- Provided records:
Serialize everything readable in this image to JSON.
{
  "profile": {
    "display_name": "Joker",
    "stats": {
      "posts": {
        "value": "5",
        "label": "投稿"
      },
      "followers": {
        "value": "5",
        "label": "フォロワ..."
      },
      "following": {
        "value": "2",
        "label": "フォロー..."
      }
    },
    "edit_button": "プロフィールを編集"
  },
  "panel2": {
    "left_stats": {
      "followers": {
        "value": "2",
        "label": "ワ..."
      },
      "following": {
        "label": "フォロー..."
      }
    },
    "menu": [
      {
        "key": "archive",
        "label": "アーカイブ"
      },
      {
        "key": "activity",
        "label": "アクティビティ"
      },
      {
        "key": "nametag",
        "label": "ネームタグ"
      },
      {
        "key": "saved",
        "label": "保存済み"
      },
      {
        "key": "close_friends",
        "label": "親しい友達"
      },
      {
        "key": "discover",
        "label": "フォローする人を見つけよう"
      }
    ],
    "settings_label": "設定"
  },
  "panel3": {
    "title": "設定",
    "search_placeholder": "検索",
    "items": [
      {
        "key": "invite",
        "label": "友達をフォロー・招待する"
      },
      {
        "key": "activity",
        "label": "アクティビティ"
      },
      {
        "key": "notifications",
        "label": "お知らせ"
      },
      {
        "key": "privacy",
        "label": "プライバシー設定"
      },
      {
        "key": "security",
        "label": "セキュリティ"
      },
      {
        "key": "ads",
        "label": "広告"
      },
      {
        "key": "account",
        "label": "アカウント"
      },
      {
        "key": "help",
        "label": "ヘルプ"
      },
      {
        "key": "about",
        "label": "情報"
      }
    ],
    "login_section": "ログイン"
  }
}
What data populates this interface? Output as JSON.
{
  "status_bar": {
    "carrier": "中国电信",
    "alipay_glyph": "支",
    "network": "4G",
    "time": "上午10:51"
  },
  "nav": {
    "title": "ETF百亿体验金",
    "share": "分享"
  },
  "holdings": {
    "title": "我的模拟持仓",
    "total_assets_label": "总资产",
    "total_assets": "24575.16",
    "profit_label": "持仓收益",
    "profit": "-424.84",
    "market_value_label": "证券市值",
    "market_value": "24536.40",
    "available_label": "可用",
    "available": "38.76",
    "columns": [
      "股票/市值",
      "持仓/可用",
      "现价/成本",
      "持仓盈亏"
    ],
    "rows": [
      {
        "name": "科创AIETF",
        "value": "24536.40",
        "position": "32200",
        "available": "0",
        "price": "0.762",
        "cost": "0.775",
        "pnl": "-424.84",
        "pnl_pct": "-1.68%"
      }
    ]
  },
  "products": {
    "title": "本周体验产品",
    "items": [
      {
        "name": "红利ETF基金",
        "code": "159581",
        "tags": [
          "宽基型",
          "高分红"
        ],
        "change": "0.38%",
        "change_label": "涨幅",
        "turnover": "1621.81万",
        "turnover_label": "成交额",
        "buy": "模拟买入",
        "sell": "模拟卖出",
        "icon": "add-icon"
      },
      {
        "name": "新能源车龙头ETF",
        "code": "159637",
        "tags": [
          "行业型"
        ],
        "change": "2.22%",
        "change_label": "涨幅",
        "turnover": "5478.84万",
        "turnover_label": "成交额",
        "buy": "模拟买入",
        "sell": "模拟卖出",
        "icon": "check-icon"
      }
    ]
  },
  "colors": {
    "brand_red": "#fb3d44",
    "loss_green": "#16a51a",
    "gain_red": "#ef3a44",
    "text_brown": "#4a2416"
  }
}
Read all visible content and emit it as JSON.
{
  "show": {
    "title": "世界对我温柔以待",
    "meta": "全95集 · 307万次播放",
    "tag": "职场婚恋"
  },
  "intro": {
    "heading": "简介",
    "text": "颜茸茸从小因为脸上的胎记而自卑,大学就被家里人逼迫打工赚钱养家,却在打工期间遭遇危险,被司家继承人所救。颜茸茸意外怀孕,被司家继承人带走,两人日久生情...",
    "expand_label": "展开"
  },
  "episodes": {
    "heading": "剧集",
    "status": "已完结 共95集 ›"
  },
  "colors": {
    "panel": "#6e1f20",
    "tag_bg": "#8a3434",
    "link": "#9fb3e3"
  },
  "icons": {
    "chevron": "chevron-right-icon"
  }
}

- Set task: Return all the data above once more, precisely as given.

- Task solution:
Serialize everything readable in this image to JSON.
{
  "profile": {
    "display_name": "Joker",
    "stats": {
      "posts": {
        "value": "5",
        "label": "投稿"
      },
      "followers": {
        "value": "5",
        "label": "フォロワ..."
      },
      "following": {
        "value": "2",
        "label": "フォロー..."
      }
    },
    "edit_button": "プロフィールを編集"
  },
  "panel2": {
    "left_stats": {
      "followers": {
        "value": "2",
        "label": "ワ..."
      },
      "following": {
        "label": "フォロー..."
      }
    },
    "menu": [
      {
        "key": "archive",
        "label": "アーカイブ"
      },
      {
        "key": "activity",
        "label": "アクティビティ"
      },
      {
        "key": "nametag",
        "label": "ネームタグ"
      },
      {
        "key": "saved",
        "label": "保存済み"
      },
      {
        "key": "close_friends",
        "label": "親しい友達"
      },
      {
        "key": "discover",
        "label": "フォローする人を見つけよう"
      }
    ],
    "settings_label": "設定"
  },
  "panel3": {
    "title": "設定",
    "search_placeholder": "検索",
    "items": [
      {
        "key": "invite",
        "label": "友達をフォロー・招待する"
      },
      {
        "key": "activity",
        "label": "アクティビティ"
      },
      {
        "key": "notifications",
        "label": "お知らせ"
      },
      {
        "key": "privacy",
        "label": "プライバシー設定"
      },
      {
        "key": "security",
        "label": "セキュリティ"
      },
      {
        "key": "ads",
        "label": "広告"
      },
      {
        "key": "account",
        "label": "アカウント"
      },
      {
        "key": "help",
        "label": "ヘルプ"
      },
      {
        "key": "about",
        "label": "情報"
      }
    ],
    "login_section": "ログイン"
  }
}
What data populates this interface? Output as JSON.
{
  "status_bar": {
    "carrier": "中国电信",
    "alipay_glyph": "支",
    "network": "4G",
    "time": "上午10:51"
  },
  "nav": {
    "title": "ETF百亿体验金",
    "share": "分享"
  },
  "holdings": {
    "title": "我的模拟持仓",
    "total_assets_label": "总资产",
    "total_assets": "24575.16",
    "profit_label": "持仓收益",
    "profit": "-424.84",
    "market_value_label": "证券市值",
    "market_value": "24536.40",
    "available_label": "可用",
    "available": "38.76",
    "columns": [
      "股票/市值",
      "持仓/可用",
      "现价/成本",
      "持仓盈亏"
    ],
    "rows": [
      {
        "name": "科创AIETF",
        "value": "24536.40",
        "position": "32200",
        "available": "0",
        "price": "0.762",
        "cost": "0.775",
        "pnl": "-424.84",
        "pnl_pct": "-1.68%"
      }
    ]
  },
  "products": {
    "title": "本周体验产品",
    "items": [
      {
        "name": "红利ETF基金",
        "code": "159581",
        "tags": [
          "宽基型",
          "高分红"
        ],
        "change": "0.38%",
        "change_label": "涨幅",
        "turnover": "1621.81万",
        "turnover_label": "成交额",
        "buy": "模拟买入",
        "sell": "模拟卖出",
        "icon": "add-icon"
      },
      {
        "name": "新能源车龙头ETF",
        "code": "159637",
        "tags": [
          "行业型"
        ],
        "change": "2.22%",
        "change_label": "涨幅",
        "turnover": "5478.84万",
        "turnover_label": "成交额",
        "buy": "模拟买入",
        "sell": "模拟卖出",
        "icon": "check-icon"
      }
    ]
  },
  "colors": {
    "brand_red": "#fb3d44",
    "loss_green": "#16a51a",
    "gain_red": "#ef3a44",
    "text_brown": "#4a2416"
  }
}
Read all visible content and emit it as JSON.
{
  "show": {
    "title": "世界对我温柔以待",
    "meta": "全95集 · 307万次播放",
    "tag": "职场婚恋"
  },
  "intro": {
    "heading": "简介",
    "text": "颜茸茸从小因为脸上的胎记而自卑,大学就被家里人逼迫打工赚钱养家,却在打工期间遭遇危险,被司家继承人所救。颜茸茸意外怀孕,被司家继承人带走,两人日久生情...",
    "expand_label": "展开"
  },
  "episodes": {
    "heading": "剧集",
    "status": "已完结 共95集 ›"
  },
  "colors": {
    "panel": "#6e1f20",
    "tag_bg": "#8a3434",
    "link": "#9fb3e3"
  },
  "icons": {
    "chevron": "chevron-right-icon"
  }
}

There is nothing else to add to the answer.